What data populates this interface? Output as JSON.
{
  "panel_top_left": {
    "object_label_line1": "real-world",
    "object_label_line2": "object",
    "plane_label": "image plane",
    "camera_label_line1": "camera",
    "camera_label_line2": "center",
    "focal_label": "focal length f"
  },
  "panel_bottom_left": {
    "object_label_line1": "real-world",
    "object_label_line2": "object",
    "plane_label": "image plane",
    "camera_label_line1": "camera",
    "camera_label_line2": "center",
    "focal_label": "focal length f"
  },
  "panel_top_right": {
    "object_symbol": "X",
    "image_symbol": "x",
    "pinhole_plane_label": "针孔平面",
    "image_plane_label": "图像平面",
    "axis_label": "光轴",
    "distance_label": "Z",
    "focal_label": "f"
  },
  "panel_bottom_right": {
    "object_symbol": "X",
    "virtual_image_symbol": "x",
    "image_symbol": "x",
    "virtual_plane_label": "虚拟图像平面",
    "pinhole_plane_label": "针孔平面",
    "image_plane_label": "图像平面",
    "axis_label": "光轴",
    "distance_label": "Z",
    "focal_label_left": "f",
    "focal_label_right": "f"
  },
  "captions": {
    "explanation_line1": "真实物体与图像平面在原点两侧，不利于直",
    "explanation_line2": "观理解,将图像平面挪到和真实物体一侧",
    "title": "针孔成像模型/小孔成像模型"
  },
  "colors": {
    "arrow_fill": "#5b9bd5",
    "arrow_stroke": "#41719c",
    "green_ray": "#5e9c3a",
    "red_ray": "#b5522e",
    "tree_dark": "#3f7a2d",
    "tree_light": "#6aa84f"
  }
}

---

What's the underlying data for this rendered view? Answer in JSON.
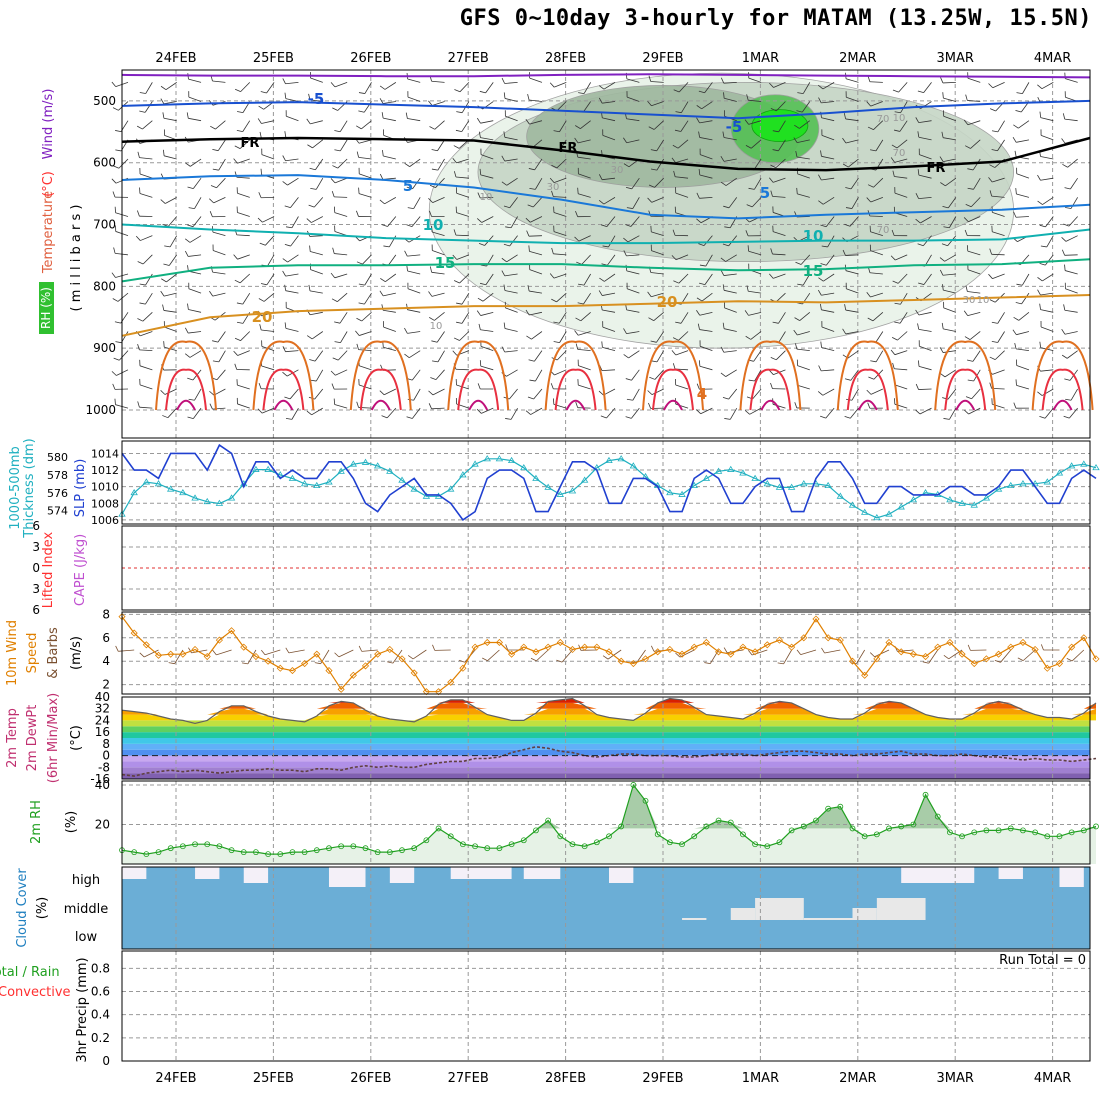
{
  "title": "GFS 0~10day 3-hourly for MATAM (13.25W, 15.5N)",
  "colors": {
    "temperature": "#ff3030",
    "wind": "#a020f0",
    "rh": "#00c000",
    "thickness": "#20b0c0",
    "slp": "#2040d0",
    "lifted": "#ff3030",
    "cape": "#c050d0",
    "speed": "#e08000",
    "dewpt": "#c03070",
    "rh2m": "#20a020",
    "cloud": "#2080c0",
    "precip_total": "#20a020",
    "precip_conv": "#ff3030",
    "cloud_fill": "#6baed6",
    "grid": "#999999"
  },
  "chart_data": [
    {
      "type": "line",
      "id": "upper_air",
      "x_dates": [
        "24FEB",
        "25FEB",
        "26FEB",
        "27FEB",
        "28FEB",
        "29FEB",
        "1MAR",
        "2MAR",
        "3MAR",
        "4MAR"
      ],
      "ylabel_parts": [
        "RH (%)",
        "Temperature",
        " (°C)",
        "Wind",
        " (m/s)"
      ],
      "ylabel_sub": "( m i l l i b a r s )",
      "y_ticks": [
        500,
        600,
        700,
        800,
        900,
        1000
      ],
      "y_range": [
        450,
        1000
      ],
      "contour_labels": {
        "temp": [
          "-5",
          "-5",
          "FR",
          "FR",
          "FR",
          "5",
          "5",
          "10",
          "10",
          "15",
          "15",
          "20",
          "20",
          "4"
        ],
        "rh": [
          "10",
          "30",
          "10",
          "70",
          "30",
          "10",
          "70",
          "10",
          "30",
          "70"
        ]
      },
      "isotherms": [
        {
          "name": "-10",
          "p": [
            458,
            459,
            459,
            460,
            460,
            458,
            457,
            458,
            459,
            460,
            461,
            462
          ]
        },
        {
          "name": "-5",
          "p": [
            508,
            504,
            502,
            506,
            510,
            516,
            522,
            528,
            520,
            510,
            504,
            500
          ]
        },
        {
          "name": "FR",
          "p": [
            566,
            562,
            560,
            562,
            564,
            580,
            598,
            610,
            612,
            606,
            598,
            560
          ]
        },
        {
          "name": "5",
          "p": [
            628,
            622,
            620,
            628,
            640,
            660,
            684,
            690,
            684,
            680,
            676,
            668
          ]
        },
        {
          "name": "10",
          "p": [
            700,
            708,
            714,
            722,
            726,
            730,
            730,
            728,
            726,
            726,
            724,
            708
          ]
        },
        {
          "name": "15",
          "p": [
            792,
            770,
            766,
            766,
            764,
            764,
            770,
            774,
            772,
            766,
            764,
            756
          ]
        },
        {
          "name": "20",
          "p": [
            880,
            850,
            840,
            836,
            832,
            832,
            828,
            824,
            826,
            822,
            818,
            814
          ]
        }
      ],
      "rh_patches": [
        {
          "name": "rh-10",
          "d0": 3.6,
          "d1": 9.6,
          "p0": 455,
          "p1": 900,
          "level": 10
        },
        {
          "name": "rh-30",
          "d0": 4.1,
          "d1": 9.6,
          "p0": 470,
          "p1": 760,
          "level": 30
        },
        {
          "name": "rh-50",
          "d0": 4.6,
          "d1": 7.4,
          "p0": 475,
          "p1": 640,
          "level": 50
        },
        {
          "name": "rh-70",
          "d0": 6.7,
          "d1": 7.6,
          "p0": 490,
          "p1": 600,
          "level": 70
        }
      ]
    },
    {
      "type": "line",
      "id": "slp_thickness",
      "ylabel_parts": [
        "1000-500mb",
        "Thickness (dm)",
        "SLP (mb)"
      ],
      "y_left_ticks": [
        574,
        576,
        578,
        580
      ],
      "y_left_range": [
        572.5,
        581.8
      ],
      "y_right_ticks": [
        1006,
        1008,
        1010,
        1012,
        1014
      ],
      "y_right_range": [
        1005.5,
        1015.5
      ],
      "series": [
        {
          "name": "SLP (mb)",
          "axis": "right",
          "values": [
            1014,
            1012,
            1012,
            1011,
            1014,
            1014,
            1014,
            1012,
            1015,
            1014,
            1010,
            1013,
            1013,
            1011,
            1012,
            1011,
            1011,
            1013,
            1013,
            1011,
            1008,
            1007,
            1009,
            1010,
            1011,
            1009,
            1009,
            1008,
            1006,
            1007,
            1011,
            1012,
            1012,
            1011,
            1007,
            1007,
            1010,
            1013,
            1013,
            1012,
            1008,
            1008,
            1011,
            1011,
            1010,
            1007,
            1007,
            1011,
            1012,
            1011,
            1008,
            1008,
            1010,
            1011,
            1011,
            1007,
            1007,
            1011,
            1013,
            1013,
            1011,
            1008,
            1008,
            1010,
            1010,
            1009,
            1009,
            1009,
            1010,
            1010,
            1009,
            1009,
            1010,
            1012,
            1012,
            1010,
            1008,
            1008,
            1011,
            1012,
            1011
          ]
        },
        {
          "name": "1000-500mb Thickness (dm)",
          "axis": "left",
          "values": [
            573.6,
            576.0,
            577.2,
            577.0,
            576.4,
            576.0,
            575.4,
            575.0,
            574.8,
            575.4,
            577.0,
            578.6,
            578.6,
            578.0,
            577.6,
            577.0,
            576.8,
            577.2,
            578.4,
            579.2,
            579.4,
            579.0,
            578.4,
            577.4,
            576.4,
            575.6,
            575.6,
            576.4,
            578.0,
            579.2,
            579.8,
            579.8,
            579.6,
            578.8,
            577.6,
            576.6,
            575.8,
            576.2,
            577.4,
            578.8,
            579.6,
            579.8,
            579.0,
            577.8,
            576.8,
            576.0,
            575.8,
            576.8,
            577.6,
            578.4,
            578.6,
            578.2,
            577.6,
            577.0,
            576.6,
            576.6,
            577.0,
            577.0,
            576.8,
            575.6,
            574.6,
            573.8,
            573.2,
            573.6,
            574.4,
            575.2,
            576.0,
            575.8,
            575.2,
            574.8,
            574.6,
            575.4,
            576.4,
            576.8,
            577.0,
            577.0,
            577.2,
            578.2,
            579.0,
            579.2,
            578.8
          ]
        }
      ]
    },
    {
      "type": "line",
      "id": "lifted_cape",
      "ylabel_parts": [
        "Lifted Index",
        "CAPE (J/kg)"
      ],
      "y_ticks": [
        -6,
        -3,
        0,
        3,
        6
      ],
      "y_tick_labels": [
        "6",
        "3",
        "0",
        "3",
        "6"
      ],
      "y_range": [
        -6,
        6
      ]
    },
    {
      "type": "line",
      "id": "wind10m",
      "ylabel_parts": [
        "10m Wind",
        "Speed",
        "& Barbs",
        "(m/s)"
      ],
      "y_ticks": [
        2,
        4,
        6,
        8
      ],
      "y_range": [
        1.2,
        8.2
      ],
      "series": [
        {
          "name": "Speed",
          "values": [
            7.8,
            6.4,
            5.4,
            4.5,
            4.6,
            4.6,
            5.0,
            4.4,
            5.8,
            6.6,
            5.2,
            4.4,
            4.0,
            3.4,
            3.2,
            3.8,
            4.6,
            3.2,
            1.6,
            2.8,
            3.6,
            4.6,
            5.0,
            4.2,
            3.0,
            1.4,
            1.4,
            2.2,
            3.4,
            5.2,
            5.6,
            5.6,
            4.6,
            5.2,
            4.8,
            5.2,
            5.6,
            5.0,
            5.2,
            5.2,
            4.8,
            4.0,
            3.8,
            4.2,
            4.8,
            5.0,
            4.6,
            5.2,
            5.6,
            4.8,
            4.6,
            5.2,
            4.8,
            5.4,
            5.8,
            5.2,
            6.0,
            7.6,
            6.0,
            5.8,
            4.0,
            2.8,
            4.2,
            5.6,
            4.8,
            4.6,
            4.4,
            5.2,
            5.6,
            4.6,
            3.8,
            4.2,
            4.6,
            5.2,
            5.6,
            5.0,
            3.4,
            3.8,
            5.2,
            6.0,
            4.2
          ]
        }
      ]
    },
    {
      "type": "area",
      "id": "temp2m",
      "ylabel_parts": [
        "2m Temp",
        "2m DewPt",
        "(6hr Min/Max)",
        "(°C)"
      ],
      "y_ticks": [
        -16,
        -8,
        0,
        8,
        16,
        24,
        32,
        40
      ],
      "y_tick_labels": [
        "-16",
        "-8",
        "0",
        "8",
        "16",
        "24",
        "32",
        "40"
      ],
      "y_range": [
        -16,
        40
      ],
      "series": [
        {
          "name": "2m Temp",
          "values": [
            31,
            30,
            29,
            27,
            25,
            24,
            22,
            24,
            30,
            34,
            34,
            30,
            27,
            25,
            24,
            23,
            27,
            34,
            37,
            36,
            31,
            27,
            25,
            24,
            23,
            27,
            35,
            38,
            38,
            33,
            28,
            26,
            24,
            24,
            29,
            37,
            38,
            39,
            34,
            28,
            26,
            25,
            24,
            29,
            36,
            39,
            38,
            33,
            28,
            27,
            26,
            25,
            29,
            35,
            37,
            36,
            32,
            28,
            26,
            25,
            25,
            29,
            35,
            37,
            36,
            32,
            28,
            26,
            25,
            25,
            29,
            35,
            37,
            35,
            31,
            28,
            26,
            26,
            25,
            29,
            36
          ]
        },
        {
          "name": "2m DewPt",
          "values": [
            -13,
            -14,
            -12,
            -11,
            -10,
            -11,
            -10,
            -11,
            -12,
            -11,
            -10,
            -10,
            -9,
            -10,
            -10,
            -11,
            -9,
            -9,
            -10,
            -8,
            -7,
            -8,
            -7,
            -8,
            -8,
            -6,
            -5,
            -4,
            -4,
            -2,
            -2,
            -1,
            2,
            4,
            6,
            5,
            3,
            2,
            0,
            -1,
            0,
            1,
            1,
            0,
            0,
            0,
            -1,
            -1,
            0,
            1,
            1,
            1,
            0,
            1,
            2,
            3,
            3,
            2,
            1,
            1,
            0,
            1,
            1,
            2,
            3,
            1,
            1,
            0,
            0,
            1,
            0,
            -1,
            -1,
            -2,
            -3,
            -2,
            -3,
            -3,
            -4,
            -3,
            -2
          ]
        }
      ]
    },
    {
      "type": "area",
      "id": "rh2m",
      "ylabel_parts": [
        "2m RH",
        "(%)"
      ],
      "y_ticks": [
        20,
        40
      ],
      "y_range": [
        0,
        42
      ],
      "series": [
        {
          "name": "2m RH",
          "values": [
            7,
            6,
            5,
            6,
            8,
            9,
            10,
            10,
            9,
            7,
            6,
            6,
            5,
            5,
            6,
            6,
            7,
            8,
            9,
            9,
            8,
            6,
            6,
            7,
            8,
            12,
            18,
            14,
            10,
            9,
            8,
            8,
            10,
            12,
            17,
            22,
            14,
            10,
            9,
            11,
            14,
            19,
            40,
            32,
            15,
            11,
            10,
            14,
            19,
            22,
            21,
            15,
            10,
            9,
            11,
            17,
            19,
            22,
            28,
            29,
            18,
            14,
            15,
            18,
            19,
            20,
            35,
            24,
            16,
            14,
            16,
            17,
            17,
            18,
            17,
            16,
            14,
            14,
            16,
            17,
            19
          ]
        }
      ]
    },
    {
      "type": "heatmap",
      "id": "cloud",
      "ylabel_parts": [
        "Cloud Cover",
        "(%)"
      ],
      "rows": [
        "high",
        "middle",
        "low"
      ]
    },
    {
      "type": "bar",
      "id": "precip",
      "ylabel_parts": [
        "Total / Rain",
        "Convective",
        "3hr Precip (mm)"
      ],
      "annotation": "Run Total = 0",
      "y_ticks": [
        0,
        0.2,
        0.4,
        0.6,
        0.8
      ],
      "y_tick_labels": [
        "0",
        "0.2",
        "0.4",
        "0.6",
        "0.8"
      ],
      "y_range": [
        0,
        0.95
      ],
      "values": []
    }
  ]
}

--

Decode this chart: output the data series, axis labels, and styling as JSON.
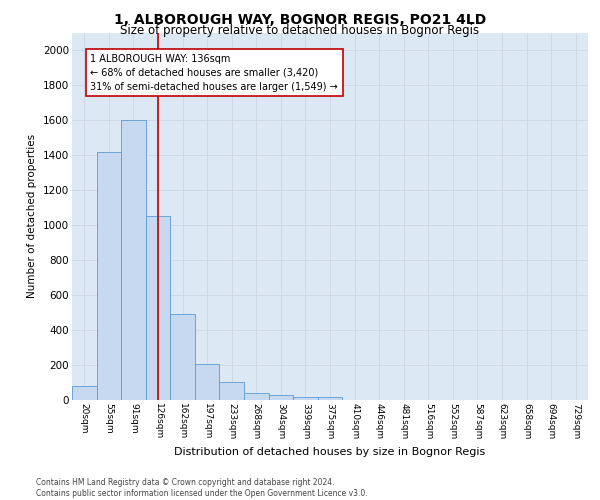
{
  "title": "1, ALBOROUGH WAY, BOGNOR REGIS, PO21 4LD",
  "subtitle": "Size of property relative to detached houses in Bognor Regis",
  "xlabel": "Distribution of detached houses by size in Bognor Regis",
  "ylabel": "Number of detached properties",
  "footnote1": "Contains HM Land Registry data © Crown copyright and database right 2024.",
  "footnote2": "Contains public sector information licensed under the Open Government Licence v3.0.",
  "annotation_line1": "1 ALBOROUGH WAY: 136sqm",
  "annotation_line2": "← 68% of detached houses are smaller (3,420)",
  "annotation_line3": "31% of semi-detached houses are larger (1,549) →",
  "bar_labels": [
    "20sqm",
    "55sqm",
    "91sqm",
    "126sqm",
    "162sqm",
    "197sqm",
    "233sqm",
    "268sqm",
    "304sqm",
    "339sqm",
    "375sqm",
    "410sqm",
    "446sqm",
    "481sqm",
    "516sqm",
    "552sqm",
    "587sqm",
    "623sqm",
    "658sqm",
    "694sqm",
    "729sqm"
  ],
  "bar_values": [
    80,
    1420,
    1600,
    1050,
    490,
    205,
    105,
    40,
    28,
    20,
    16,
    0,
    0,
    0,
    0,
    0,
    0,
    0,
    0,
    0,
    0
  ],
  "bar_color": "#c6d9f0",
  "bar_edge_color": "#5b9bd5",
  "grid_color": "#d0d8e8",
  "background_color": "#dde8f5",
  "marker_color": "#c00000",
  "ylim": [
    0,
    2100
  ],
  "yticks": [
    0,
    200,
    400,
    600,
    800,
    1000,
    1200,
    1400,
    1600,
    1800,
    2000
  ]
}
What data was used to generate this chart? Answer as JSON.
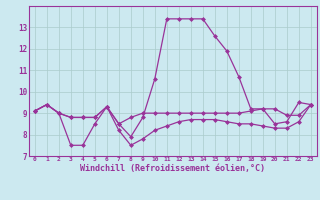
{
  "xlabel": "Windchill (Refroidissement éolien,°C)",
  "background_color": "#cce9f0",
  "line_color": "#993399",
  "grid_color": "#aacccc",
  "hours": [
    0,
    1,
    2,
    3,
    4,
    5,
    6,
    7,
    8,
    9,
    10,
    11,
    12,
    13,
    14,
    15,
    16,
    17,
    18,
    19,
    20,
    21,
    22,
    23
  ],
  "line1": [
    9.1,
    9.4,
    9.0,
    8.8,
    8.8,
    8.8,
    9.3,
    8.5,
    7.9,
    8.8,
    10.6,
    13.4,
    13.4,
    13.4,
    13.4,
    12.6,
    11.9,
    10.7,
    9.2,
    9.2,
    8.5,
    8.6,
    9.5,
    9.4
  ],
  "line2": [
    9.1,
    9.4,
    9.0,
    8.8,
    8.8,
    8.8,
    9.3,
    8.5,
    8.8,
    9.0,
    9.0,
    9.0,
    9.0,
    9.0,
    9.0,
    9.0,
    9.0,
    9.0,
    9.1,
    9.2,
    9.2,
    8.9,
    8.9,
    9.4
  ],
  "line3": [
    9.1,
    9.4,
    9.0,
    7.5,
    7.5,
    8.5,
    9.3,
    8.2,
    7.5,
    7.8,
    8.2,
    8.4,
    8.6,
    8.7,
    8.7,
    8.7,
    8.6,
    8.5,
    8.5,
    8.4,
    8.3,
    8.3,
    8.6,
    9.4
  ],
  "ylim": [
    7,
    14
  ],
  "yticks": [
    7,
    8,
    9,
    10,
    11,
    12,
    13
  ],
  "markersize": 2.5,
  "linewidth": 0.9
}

*SHORT TASK:*
Report all lines of the data that include the word "detached".

*THE REPLY:*
  "subtitle": "Size of property relative to detached houses in Bognor Regis",
  "xlabel": "Distribution of detached houses by size in Bognor Regis",
  "ylabel": "Number of detached properties",
  "annotation_line2": "← 68% of detached houses are smaller (3,420)",
  "annotation_line3": "31% of semi-detached houses are larger (1,549) →",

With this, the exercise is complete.